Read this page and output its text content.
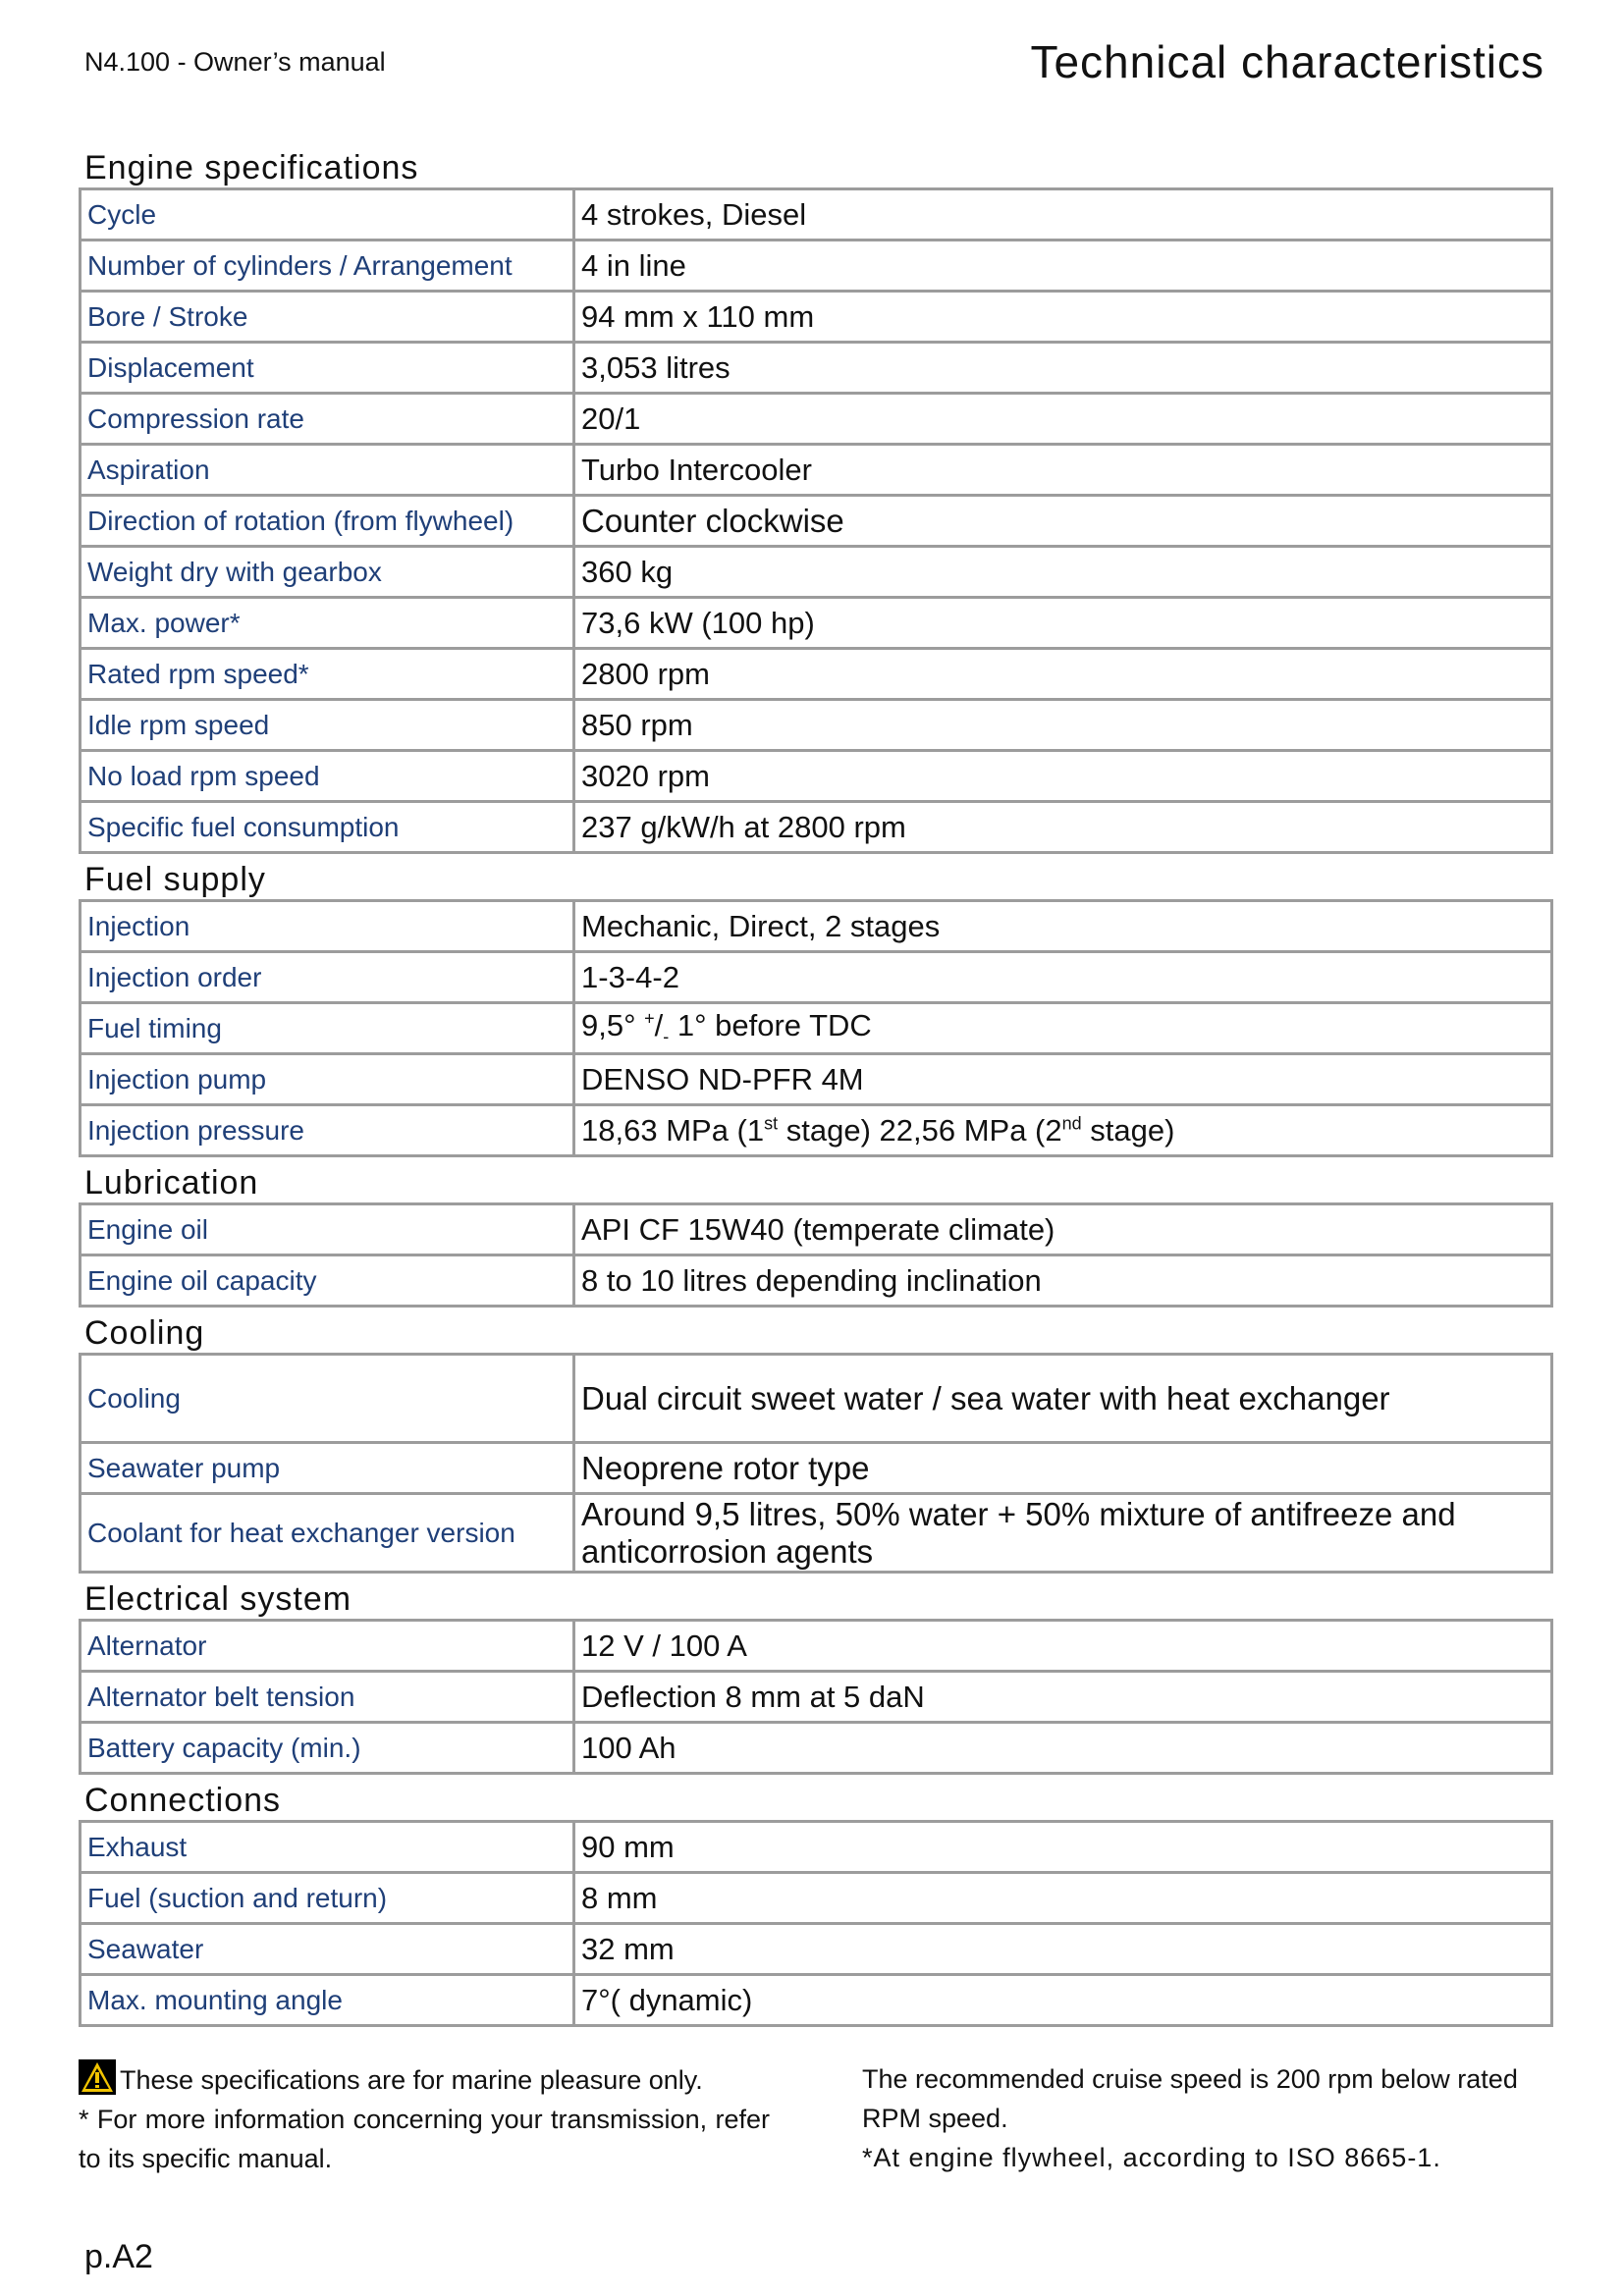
N4.100 - Owner’s manual	Technical characteristics
Engine specifications
Cycle	4 strokes, Diesel
Number of cylinders / Arrangement	4 in line
Bore / Stroke	94 mm x 110 mm
Displacement	3,053 litres
Compression rate	20/1
Aspiration	Turbo Intercooler
Direction of rotation (from flywheel)	Counter clockwise
Weight dry with gearbox	360 kg
Max. power*	73,6 kW (100 hp)
Rated rpm speed*	2800 rpm
Idle rpm speed	850 rpm
No load rpm speed	3020 rpm
Specific fuel consumption	237 g/kW/h at 2800 rpm
Fuel supply
Injection	Mechanic, Direct, 2 stages
Injection order	1-3-4-2
Fuel timing	9,5° $^+/_-$ 1° before TDC
Injection pump	DENSO ND-PFR 4M
Injection pressure	18,63 MPa (1st stage) 22,56 MPa (2nd stage)
Lubrication
Engine oil	API CF 15W40 (temperate climate)
Engine oil capacity	8 to 10 litres depending inclination
Cooling
Cooling	Dual circuit sweet water / sea water with heat exchanger
Seawater pump	Neoprene rotor type
Coolant for heat exchanger version	Around 9,5 litres, 50% water + 50% mixture of antifreeze and
anticorrosion agents
Electrical system
Alternator	12 V / 100 A
Alternator belt tension	Deflection 8 mm at 5 daN
Battery capacity (min.)	100 Ah
Connections
Exhaust	90 mm
Fuel (suction and return)	8 mm
Seawater	32 mm
Max. mounting angle	7°( dynamic)
These specifications are for marine pleasure only.
* For more information concerning your transmission, refer to its specific manual.
The recommended cruise speed is 200 rpm below rated RPM speed.
*At engine flywheel, according to ISO 8665-1.
p.A2
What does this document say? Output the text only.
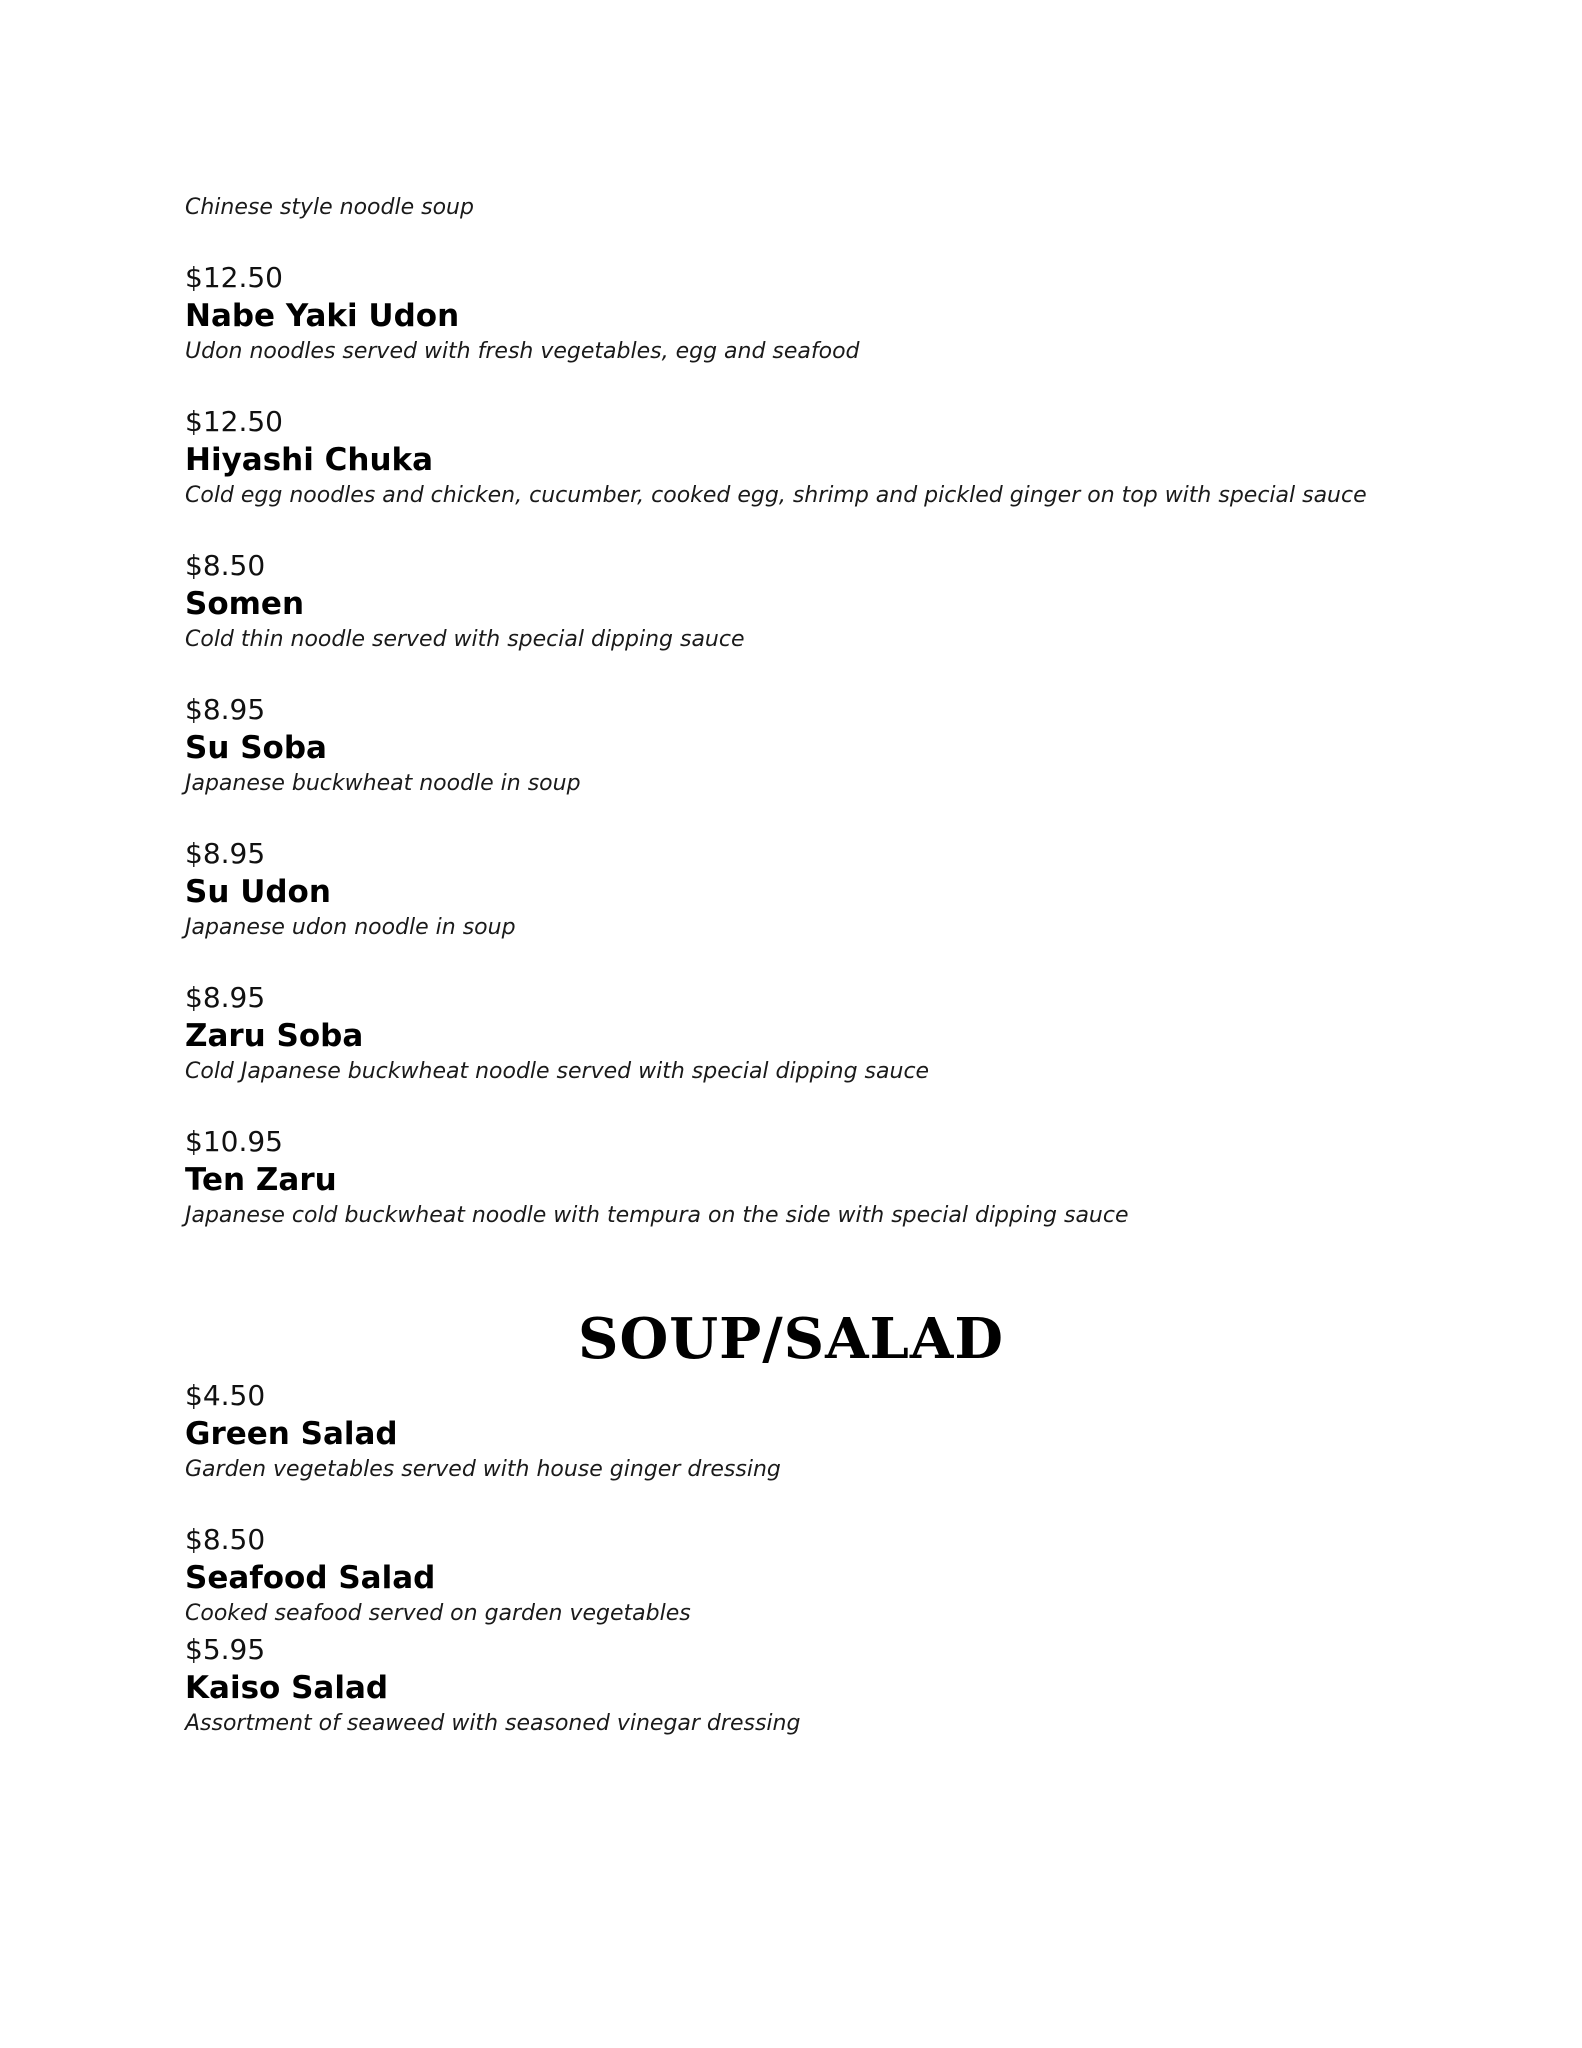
Chinese style noodle soup

$12.50

Nabe Yaki Udon

Udon noodles served with fresh vegetables, egg and seafood

$12.50

Hiyashi Chuka

Cold egg noodles and chicken, cucumber, cooked egg, shrimp and pickled ginger on top with special sauce

$8.50

Somen

Cold thin noodle served with special dipping sauce

$8.95

Su Soba

Japanese buckwheat noodle in soup

$8.95

Su Udon

Japanese udon noodle in soup

$8.95

Zaru Soba

Cold Japanese buckwheat noodle served with special dipping sauce

$10.95

Ten Zaru

Japanese cold buckwheat noodle with tempura on the side with special dipping sauce

SOUP/SALAD

$4.50

Green Salad

Garden vegetables served with house ginger dressing

$8.50

Seafood Salad

Cooked seafood served on garden vegetables

$5.95

Kaiso Salad

Assortment of seaweed with seasoned vinegar dressing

+++

Take every line above carrying "pump" and return it.

Injection pump	DENSO ND-PFR 4M
Seawater pump	Neoprene rotor type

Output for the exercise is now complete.